■ Goal of the exercise: Using the records that follow, copy every line containing the word "thread".

■ Records shown:
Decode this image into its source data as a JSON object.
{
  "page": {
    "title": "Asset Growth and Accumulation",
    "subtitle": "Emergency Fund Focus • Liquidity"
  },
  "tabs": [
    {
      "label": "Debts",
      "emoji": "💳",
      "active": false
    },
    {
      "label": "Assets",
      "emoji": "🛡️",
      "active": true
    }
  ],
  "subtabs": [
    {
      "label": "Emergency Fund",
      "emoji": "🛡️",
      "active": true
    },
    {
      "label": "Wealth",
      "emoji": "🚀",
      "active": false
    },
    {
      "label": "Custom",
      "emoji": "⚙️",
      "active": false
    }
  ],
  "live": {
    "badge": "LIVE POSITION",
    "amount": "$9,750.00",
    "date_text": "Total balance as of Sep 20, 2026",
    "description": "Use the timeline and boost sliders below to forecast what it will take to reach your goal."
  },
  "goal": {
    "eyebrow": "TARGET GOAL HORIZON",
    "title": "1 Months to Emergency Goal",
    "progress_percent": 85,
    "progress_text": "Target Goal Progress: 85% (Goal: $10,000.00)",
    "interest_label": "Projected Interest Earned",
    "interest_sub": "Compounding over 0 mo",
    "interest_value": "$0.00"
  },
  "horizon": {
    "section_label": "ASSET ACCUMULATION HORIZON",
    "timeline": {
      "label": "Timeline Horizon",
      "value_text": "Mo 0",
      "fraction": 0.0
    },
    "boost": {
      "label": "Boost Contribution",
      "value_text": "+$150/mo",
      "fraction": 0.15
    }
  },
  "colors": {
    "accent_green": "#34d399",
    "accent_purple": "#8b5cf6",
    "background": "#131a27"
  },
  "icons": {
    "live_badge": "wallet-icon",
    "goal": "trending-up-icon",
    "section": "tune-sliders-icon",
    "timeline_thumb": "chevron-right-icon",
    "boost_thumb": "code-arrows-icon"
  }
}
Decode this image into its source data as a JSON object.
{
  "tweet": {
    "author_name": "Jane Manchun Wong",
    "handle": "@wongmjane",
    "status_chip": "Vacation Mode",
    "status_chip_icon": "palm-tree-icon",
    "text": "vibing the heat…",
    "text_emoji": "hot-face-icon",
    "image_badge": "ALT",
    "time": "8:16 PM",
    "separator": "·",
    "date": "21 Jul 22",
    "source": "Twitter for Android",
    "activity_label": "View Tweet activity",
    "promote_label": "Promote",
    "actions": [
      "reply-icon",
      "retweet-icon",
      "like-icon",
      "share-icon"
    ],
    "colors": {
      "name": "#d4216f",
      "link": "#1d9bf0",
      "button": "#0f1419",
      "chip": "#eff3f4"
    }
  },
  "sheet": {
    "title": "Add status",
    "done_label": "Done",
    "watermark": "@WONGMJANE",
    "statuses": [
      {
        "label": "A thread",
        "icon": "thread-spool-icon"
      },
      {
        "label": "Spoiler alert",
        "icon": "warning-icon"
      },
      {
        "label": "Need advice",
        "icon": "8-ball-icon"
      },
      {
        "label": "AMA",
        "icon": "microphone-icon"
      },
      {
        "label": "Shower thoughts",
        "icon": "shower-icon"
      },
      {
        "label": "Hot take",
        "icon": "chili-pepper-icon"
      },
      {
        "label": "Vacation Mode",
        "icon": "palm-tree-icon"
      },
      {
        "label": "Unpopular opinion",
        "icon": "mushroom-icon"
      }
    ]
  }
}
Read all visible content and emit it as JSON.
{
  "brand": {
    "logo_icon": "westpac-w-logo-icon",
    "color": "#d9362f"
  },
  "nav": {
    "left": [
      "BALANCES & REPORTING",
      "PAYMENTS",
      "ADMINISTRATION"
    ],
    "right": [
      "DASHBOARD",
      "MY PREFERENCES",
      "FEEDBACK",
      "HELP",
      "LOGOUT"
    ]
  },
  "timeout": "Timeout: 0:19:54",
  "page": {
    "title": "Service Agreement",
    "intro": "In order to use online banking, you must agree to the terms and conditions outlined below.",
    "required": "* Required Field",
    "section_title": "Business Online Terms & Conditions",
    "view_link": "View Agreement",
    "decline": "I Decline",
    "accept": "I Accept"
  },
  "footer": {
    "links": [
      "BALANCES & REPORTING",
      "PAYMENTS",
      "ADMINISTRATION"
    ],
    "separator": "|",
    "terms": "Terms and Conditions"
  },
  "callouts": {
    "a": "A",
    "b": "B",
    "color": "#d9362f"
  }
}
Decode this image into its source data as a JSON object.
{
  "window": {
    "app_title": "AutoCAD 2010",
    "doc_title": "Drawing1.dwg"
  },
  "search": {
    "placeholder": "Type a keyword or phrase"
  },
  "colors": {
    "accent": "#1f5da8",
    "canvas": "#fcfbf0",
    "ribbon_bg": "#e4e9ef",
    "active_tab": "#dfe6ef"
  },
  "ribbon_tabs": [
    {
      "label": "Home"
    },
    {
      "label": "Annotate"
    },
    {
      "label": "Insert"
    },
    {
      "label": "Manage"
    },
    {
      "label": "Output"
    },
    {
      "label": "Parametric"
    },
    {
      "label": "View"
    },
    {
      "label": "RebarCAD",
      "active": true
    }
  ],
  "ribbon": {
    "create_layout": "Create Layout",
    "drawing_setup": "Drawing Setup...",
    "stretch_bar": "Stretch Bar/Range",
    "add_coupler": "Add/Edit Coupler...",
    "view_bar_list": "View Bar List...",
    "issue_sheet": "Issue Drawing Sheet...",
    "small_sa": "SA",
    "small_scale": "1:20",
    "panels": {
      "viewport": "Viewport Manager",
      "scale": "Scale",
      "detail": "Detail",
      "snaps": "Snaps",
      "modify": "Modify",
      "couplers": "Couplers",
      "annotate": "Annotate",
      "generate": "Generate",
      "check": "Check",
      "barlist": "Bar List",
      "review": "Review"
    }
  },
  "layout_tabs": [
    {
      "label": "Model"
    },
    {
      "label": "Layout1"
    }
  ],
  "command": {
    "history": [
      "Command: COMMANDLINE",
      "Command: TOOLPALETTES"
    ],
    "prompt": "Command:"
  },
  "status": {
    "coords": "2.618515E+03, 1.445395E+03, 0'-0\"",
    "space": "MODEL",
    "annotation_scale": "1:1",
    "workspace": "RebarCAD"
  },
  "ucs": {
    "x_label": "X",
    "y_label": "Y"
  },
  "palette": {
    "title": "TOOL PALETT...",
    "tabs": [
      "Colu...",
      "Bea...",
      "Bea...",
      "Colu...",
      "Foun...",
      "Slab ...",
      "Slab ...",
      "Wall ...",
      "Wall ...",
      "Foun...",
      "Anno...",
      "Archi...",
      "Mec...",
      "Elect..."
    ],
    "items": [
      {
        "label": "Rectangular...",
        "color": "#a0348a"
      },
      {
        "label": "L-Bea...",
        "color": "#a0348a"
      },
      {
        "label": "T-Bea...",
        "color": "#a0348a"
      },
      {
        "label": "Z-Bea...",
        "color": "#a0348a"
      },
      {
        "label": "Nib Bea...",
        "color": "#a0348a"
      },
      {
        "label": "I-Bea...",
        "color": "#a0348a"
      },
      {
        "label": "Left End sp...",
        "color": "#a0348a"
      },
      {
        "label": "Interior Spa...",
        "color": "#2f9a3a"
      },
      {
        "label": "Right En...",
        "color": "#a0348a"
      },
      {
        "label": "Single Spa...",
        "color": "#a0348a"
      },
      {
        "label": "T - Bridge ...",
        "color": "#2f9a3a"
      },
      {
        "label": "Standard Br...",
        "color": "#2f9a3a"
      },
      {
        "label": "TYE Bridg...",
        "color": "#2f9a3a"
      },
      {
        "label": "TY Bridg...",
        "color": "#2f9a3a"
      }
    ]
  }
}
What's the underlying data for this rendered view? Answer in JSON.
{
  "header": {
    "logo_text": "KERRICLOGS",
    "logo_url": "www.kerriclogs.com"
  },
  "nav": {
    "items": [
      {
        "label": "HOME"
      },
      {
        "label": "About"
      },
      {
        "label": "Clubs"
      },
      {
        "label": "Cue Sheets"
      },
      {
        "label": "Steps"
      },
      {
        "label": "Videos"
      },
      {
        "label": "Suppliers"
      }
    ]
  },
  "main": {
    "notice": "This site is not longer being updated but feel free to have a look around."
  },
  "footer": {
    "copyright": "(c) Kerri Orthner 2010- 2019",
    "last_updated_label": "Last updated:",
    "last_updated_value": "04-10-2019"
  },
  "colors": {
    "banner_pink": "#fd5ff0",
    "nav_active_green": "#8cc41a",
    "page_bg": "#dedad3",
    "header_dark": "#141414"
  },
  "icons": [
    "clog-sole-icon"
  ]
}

■ Response:
        "label": "A thread",
        "icon": "thread-spool-icon"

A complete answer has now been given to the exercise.